#### [Exercise prompt]
Determine which lines contain the word "legend", then copy those lines.

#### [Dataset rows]
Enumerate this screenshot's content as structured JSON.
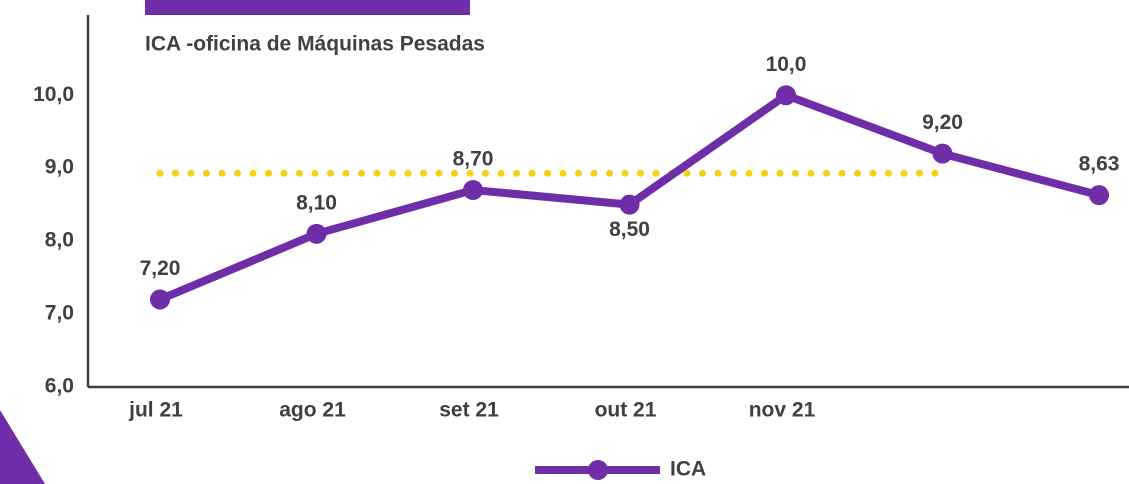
{
  "chart_data": {
    "type": "line",
    "subtitle": "ICA -oficina de Máquinas Pesadas",
    "categories": [
      "jul 21",
      "ago 21",
      "set 21",
      "out 21",
      "nov 21",
      null,
      null
    ],
    "series": [
      {
        "name": "ICA",
        "color": "#6f2da8",
        "values": [
          7.2,
          8.1,
          8.7,
          8.5,
          10.0,
          9.2,
          8.63
        ],
        "value_labels": [
          "7,20",
          "8,10",
          "8,70",
          "8,50",
          "10,0",
          "9,20",
          "8,63"
        ]
      }
    ],
    "reference_line": {
      "value": 8.93,
      "color": "#f5d312"
    },
    "ylim": [
      6,
      11.1
    ],
    "yticks": [
      {
        "value": 6,
        "label": "6,0"
      },
      {
        "value": 7,
        "label": "7,0"
      },
      {
        "value": 8,
        "label": "8,0"
      },
      {
        "value": 9,
        "label": "9,0"
      },
      {
        "value": 10,
        "label": "10,0"
      }
    ],
    "legend": "bottom"
  }
}
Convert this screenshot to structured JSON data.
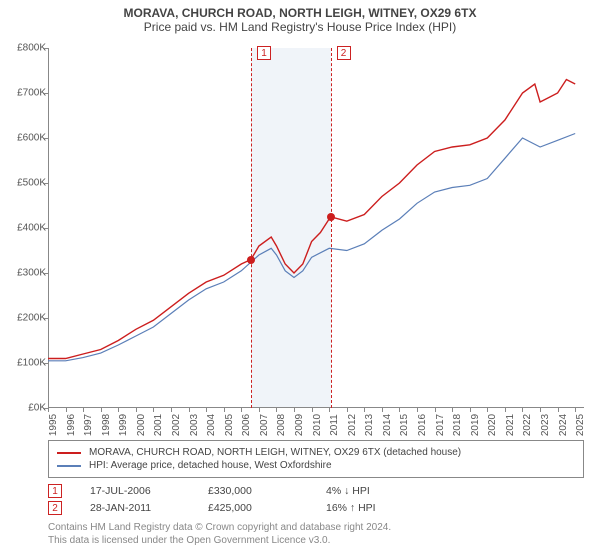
{
  "title": "MORAVA, CHURCH ROAD, NORTH LEIGH, WITNEY, OX29 6TX",
  "subtitle": "Price paid vs. HM Land Registry's House Price Index (HPI)",
  "chart": {
    "type": "line",
    "background_color": "#ffffff",
    "axis_color": "#888888",
    "tick_font_size": 10,
    "x": {
      "min": 1995,
      "max": 2025.5,
      "ticks": [
        1995,
        1996,
        1997,
        1998,
        1999,
        2000,
        2001,
        2002,
        2003,
        2004,
        2005,
        2006,
        2007,
        2008,
        2009,
        2010,
        2011,
        2012,
        2013,
        2014,
        2015,
        2016,
        2017,
        2018,
        2019,
        2020,
        2021,
        2022,
        2023,
        2024,
        2025
      ]
    },
    "y": {
      "min": 0,
      "max": 800000,
      "step": 100000,
      "label_prefix": "£",
      "label_suffix": "K",
      "label_scale": 1000
    },
    "band": {
      "from": 2006.55,
      "to": 2011.08,
      "color": "rgba(70,110,180,0.08)"
    },
    "markers": [
      {
        "n": "1",
        "x": 2006.55,
        "date": "17-JUL-2006",
        "price": "£330,000",
        "delta": "4% ↓ HPI",
        "y": 330000
      },
      {
        "n": "2",
        "x": 2011.08,
        "date": "28-JAN-2011",
        "price": "£425,000",
        "delta": "16% ↑ HPI",
        "y": 425000
      }
    ],
    "series": [
      {
        "name": "MORAVA, CHURCH ROAD, NORTH LEIGH, WITNEY, OX29 6TX (detached house)",
        "color": "#cc1e1e",
        "width": 1.4,
        "points": [
          [
            1995,
            110000
          ],
          [
            1996,
            110000
          ],
          [
            1997,
            120000
          ],
          [
            1998,
            130000
          ],
          [
            1999,
            150000
          ],
          [
            2000,
            175000
          ],
          [
            2001,
            195000
          ],
          [
            2002,
            225000
          ],
          [
            2003,
            255000
          ],
          [
            2004,
            280000
          ],
          [
            2005,
            295000
          ],
          [
            2006,
            320000
          ],
          [
            2006.55,
            330000
          ],
          [
            2007,
            360000
          ],
          [
            2007.7,
            380000
          ],
          [
            2008,
            360000
          ],
          [
            2008.5,
            320000
          ],
          [
            2009,
            300000
          ],
          [
            2009.5,
            320000
          ],
          [
            2010,
            370000
          ],
          [
            2010.5,
            390000
          ],
          [
            2011.08,
            425000
          ],
          [
            2012,
            415000
          ],
          [
            2013,
            430000
          ],
          [
            2014,
            470000
          ],
          [
            2015,
            500000
          ],
          [
            2016,
            540000
          ],
          [
            2017,
            570000
          ],
          [
            2018,
            580000
          ],
          [
            2019,
            585000
          ],
          [
            2020,
            600000
          ],
          [
            2021,
            640000
          ],
          [
            2022,
            700000
          ],
          [
            2022.7,
            720000
          ],
          [
            2023,
            680000
          ],
          [
            2023.5,
            690000
          ],
          [
            2024,
            700000
          ],
          [
            2024.5,
            730000
          ],
          [
            2025,
            720000
          ]
        ]
      },
      {
        "name": "HPI: Average price, detached house, West Oxfordshire",
        "color": "#5b7fb8",
        "width": 1.2,
        "points": [
          [
            1995,
            105000
          ],
          [
            1996,
            105000
          ],
          [
            1997,
            112000
          ],
          [
            1998,
            122000
          ],
          [
            1999,
            140000
          ],
          [
            2000,
            160000
          ],
          [
            2001,
            180000
          ],
          [
            2002,
            210000
          ],
          [
            2003,
            240000
          ],
          [
            2004,
            265000
          ],
          [
            2005,
            280000
          ],
          [
            2006,
            305000
          ],
          [
            2007,
            340000
          ],
          [
            2007.7,
            355000
          ],
          [
            2008,
            340000
          ],
          [
            2008.5,
            305000
          ],
          [
            2009,
            290000
          ],
          [
            2009.5,
            305000
          ],
          [
            2010,
            335000
          ],
          [
            2011,
            355000
          ],
          [
            2012,
            350000
          ],
          [
            2013,
            365000
          ],
          [
            2014,
            395000
          ],
          [
            2015,
            420000
          ],
          [
            2016,
            455000
          ],
          [
            2017,
            480000
          ],
          [
            2018,
            490000
          ],
          [
            2019,
            495000
          ],
          [
            2020,
            510000
          ],
          [
            2021,
            555000
          ],
          [
            2022,
            600000
          ],
          [
            2023,
            580000
          ],
          [
            2024,
            595000
          ],
          [
            2025,
            610000
          ]
        ]
      }
    ]
  },
  "legend": {
    "s1": "MORAVA, CHURCH ROAD, NORTH LEIGH, WITNEY, OX29 6TX (detached house)",
    "s2": "HPI: Average price, detached house, West Oxfordshire"
  },
  "attribution": {
    "l1": "Contains HM Land Registry data © Crown copyright and database right 2024.",
    "l2": "This data is licensed under the Open Government Licence v3.0."
  }
}
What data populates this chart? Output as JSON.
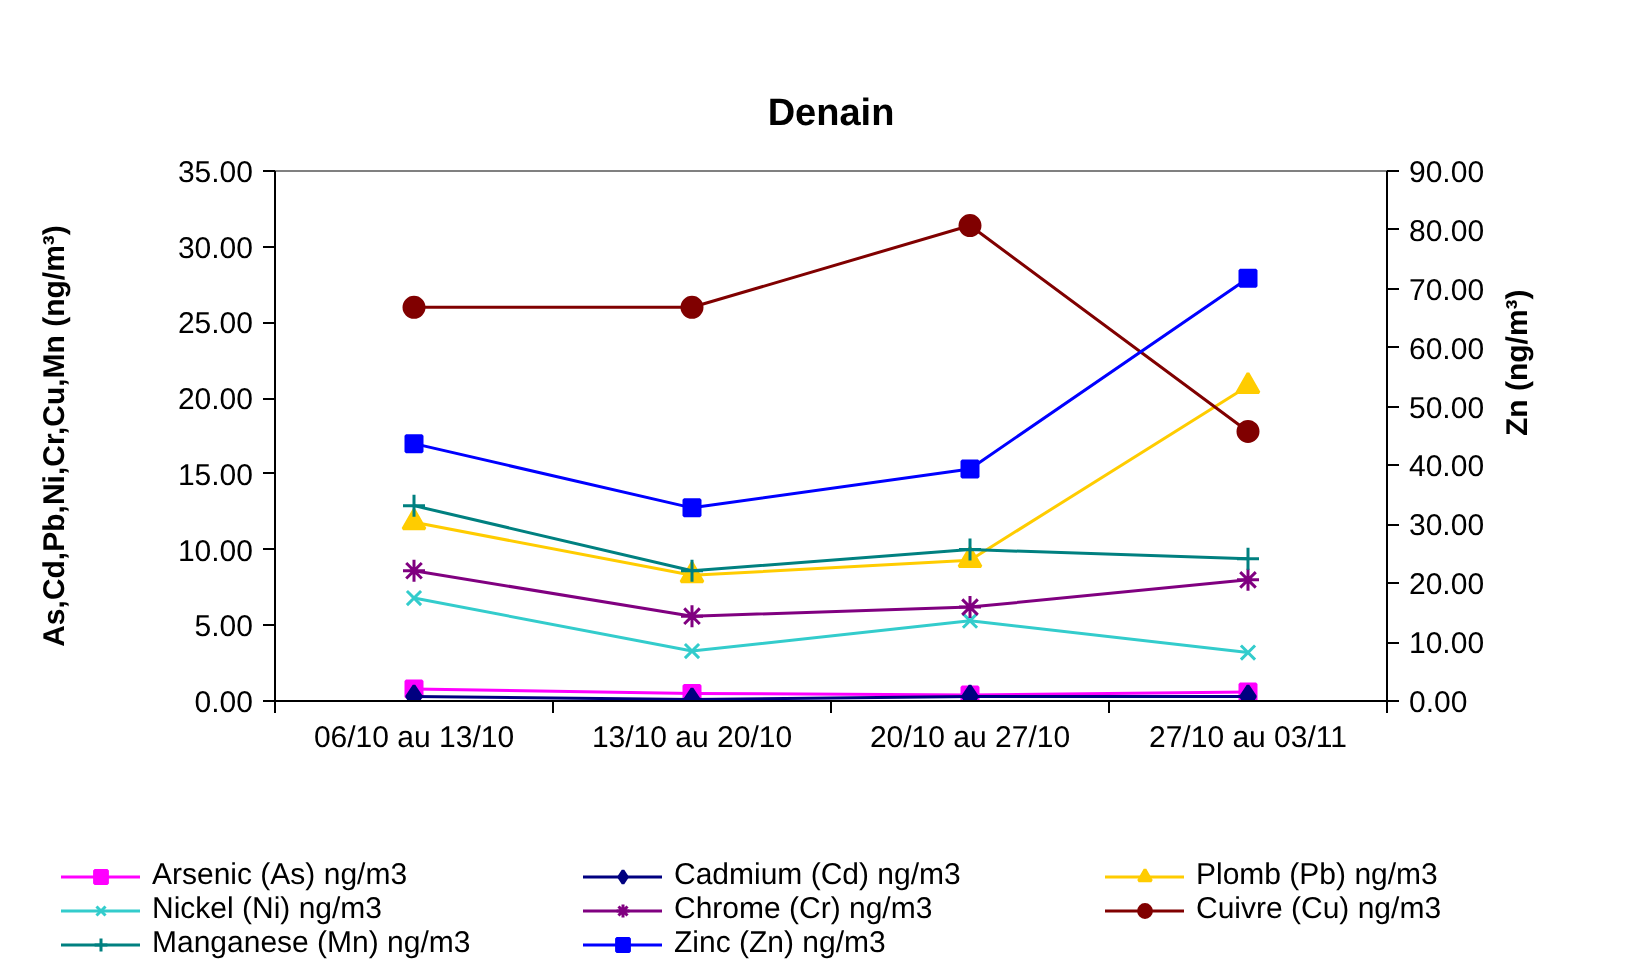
{
  "chart_data": {
    "type": "line",
    "title": "Denain",
    "ylabel": "As,Cd,Pb,Ni,Cr,Cu,Mn (ng/m³)",
    "y2label": "Zn (ng/m³)",
    "categories": [
      "06/10 au 13/10",
      "13/10 au 20/10",
      "20/10 au 27/10",
      "27/10 au 03/11"
    ],
    "ylim": [
      0,
      35
    ],
    "yticks": [
      {
        "value": 0,
        "label": "0.00"
      },
      {
        "value": 5,
        "label": "5.00"
      },
      {
        "value": 10,
        "label": "10.00"
      },
      {
        "value": 15,
        "label": "15.00"
      },
      {
        "value": 20,
        "label": "20.00"
      },
      {
        "value": 25,
        "label": "25.00"
      },
      {
        "value": 30,
        "label": "30.00"
      },
      {
        "value": 35,
        "label": "35.00"
      }
    ],
    "y2lim": [
      0,
      90
    ],
    "y2ticks": [
      {
        "value": 0,
        "label": "0.00"
      },
      {
        "value": 10,
        "label": "10.00"
      },
      {
        "value": 20,
        "label": "20.00"
      },
      {
        "value": 30,
        "label": "30.00"
      },
      {
        "value": 40,
        "label": "40.00"
      },
      {
        "value": 50,
        "label": "50.00"
      },
      {
        "value": 60,
        "label": "60.00"
      },
      {
        "value": 70,
        "label": "70.00"
      },
      {
        "value": 80,
        "label": "80.00"
      },
      {
        "value": 90,
        "label": "90.00"
      }
    ],
    "grid": false,
    "legend": "bottom",
    "series": [
      {
        "name": "Arsenic (As) ng/m3",
        "color": "#ff00ff",
        "marker": "square",
        "values": [
          0.8,
          0.5,
          0.4,
          0.6
        ]
      },
      {
        "name": "Cadmium (Cd) ng/m3",
        "color": "#000080",
        "marker": "diamond",
        "values": [
          0.3,
          0.1,
          0.3,
          0.3
        ]
      },
      {
        "name": "Plomb (Pb) ng/m3",
        "color": "#ffcc00",
        "marker": "triangle",
        "values": [
          11.8,
          8.3,
          9.3,
          20.8
        ]
      },
      {
        "name": "Nickel (Ni) ng/m3",
        "color": "#33cccc",
        "marker": "x",
        "values": [
          6.8,
          3.3,
          5.3,
          3.2
        ]
      },
      {
        "name": "Chrome (Cr) ng/m3",
        "color": "#800080",
        "marker": "cross",
        "values": [
          8.6,
          5.6,
          6.2,
          8.0
        ]
      },
      {
        "name": "Cuivre (Cu) ng/m3",
        "color": "#800000",
        "marker": "circle",
        "values": [
          26.0,
          26.0,
          31.4,
          17.8
        ]
      },
      {
        "name": "Manganese (Mn) ng/m3",
        "color": "#008080",
        "marker": "plus",
        "values": [
          12.9,
          8.6,
          10.0,
          9.4
        ]
      },
      {
        "name": "Zinc (Zn) ng/m3",
        "color": "#0000ff",
        "marker": "square",
        "axis": "y2",
        "values": [
          43.7,
          32.8,
          39.4,
          71.8
        ]
      }
    ]
  }
}
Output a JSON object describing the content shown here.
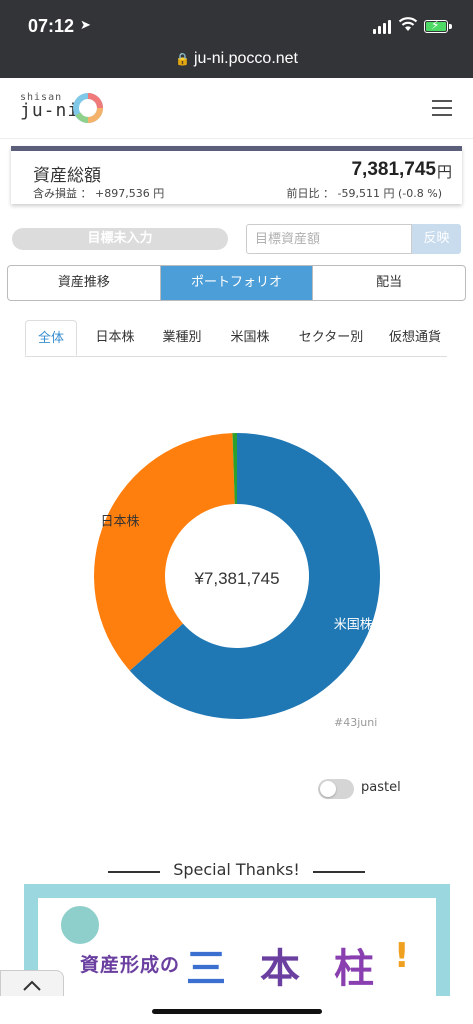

#### [Reply]
    "legend": "bottom"
  "legend": {
    "legend": "bottom",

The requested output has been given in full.